Data records
════════════════════

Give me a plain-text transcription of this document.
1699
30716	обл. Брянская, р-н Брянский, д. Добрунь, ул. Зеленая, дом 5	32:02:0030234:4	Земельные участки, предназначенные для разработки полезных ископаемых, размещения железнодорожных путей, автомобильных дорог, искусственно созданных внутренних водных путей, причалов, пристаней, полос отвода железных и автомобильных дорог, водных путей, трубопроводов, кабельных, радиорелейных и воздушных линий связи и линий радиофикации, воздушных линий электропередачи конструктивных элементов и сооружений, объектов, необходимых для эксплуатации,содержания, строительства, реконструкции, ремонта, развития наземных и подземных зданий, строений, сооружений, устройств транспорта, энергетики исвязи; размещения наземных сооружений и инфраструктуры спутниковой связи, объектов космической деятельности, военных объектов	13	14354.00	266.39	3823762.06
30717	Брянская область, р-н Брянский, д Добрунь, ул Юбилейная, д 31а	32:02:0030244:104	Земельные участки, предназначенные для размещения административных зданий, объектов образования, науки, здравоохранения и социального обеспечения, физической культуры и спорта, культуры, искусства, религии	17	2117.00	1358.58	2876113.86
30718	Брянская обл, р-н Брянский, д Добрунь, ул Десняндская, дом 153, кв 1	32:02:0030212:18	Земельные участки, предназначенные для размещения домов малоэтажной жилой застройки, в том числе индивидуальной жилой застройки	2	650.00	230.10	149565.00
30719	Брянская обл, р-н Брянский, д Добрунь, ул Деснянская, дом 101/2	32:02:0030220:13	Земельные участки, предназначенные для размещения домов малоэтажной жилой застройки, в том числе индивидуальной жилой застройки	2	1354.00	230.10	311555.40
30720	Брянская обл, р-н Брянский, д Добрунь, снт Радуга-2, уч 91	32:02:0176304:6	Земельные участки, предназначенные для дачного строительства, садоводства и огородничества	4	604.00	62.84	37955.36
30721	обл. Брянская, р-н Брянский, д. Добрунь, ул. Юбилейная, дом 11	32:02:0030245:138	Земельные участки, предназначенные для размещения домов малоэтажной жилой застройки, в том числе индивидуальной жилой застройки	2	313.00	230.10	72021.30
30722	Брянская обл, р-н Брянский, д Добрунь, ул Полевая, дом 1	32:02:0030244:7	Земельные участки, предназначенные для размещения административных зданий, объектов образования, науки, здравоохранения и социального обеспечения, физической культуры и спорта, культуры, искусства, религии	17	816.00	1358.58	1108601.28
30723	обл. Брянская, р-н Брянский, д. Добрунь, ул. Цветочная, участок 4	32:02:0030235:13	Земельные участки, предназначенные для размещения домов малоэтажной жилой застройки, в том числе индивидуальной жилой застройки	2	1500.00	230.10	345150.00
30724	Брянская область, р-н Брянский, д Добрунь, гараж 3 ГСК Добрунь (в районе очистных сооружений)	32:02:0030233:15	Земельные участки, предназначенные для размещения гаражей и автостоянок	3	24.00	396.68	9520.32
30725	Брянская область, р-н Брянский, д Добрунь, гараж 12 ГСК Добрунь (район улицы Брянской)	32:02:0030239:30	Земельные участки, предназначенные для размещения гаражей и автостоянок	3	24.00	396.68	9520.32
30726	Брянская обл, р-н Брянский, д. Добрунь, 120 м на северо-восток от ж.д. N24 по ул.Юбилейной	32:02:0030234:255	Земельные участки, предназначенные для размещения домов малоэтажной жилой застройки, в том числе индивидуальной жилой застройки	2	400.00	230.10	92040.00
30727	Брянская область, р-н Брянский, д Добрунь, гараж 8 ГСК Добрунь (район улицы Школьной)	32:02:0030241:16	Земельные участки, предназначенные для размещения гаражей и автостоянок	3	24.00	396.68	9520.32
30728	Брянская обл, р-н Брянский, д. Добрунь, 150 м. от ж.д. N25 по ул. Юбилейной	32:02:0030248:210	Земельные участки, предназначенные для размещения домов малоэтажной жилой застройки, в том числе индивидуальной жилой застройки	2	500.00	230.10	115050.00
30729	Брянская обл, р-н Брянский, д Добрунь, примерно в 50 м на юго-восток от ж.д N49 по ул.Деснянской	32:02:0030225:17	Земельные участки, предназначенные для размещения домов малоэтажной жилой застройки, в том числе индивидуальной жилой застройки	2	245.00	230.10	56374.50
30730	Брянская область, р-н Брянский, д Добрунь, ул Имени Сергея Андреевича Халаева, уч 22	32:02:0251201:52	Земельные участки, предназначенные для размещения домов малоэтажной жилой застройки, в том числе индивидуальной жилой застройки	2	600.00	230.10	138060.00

════════════════════

The records above should be returned exactly.

Give me a plain-text transcription of this document.
1699
30716	обл. Брянская, р-н Брянский, д. Добрунь, ул. Зеленая, дом 5	32:02:0030234:4	Земельные участки, предназначенные для разработки полезных ископаемых, размещения железнодорожных путей, автомобильных дорог, искусственно созданных внутренних водных путей, причалов, пристаней, полос отвода железных и автомобильных дорог, водных путей, трубопроводов, кабельных, радиорелейных и воздушных линий связи и линий радиофикации, воздушных линий электропередачи конструктивных элементов и сооружений, объектов, необходимых для эксплуатации,содержания, строительства, реконструкции, ремонта, развития наземных и подземных зданий, строений, сооружений, устройств транспорта, энергетики исвязи; размещения наземных сооружений и инфраструктуры спутниковой связи, объектов космической деятельности, военных объектов	13	14354.00	266.39	3823762.06
30717	Брянская область, р-н Брянский, д Добрунь, ул Юбилейная, д 31а	32:02:0030244:104	Земельные участки, предназначенные для размещения административных зданий, объектов образования, науки, здравоохранения и социального обеспечения, физической культуры и спорта, культуры, искусства, религии	17	2117.00	1358.58	2876113.86
30718	Брянская обл, р-н Брянский, д Добрунь, ул Десняндская, дом 153, кв 1	32:02:0030212:18	Земельные участки, предназначенные для размещения домов малоэтажной жилой застройки, в том числе индивидуальной жилой застройки	2	650.00	230.10	149565.00
30719	Брянская обл, р-н Брянский, д Добрунь, ул Деснянская, дом 101/2	32:02:0030220:13	Земельные участки, предназначенные для размещения домов малоэтажной жилой застройки, в том числе индивидуальной жилой застройки	2	1354.00	230.10	311555.40
30720	Брянская обл, р-н Брянский, д Добрунь, снт Радуга-2, уч 91	32:02:0176304:6	Земельные участки, предназначенные для дачного строительства, садоводства и огородничества	4	604.00	62.84	37955.36
30721	обл. Брянская, р-н Брянский, д. Добрунь, ул. Юбилейная, дом 11	32:02:0030245:138	Земельные участки, предназначенные для размещения домов малоэтажной жилой застройки, в том числе индивидуальной жилой застройки	2	313.00	230.10	72021.30
30722	Брянская обл, р-н Брянский, д Добрунь, ул Полевая, дом 1	32:02:0030244:7	Земельные участки, предназначенные для размещения административных зданий, объектов образования, науки, здравоохранения и социального обеспечения, физической культуры и спорта, культуры, искусства, религии	17	816.00	1358.58	1108601.28
30723	обл. Брянская, р-н Брянский, д. Добрунь, ул. Цветочная, участок 4	32:02:0030235:13	Земельные участки, предназначенные для размещения домов малоэтажной жилой застройки, в том числе индивидуальной жилой застройки	2	1500.00	230.10	345150.00
30724	Брянская область, р-н Брянский, д Добрунь, гараж 3 ГСК Добрунь (в районе очистных сооружений)	32:02:0030233:15	Земельные участки, предназначенные для размещения гаражей и автостоянок	3	24.00	396.68	9520.32
30725	Брянская область, р-н Брянский, д Добрунь, гараж 12 ГСК Добрунь (район улицы Брянской)	32:02:0030239:30	Земельные участки, предназначенные для размещения гаражей и автостоянок	3	24.00	396.68	9520.32
30726	Брянская обл, р-н Брянский, д. Добрунь, 120 м на северо-восток от ж.д. N24 по ул.Юбилейной	32:02:0030234:255	Земельные участки, предназначенные для размещения домов малоэтажной жилой застройки, в том числе индивидуальной жилой застройки	2	400.00	230.10	92040.00
30727	Брянская область, р-н Брянский, д Добрунь, гараж 8 ГСК Добрунь (район улицы Школьной)	32:02:0030241:16	Земельные участки, предназначенные для размещения гаражей и автостоянок	3	24.00	396.68	9520.32
30728	Брянская обл, р-н Брянский, д. Добрунь, 150 м. от ж.д. N25 по ул. Юбилейной	32:02:0030248:210	Земельные участки, предназначенные для размещения домов малоэтажной жилой застройки, в том числе индивидуальной жилой застройки	2	500.00	230.10	115050.00
30729	Брянская обл, р-н Брянский, д Добрунь, примерно в 50 м на юго-восток от ж.д N49 по ул.Деснянской	32:02:0030225:17	Земельные участки, предназначенные для размещения домов малоэтажной жилой застройки, в том числе индивидуальной жилой застройки	2	245.00	230.10	56374.50
30730	Брянская область, р-н Брянский, д Добрунь, ул Имени Сергея Андреевича Халаева, уч 22	32:02:0251201:52	Земельные участки, предназначенные для размещения домов малоэтажной жилой застройки, в том числе индивидуальной жилой застройки	2	600.00	230.10	138060.00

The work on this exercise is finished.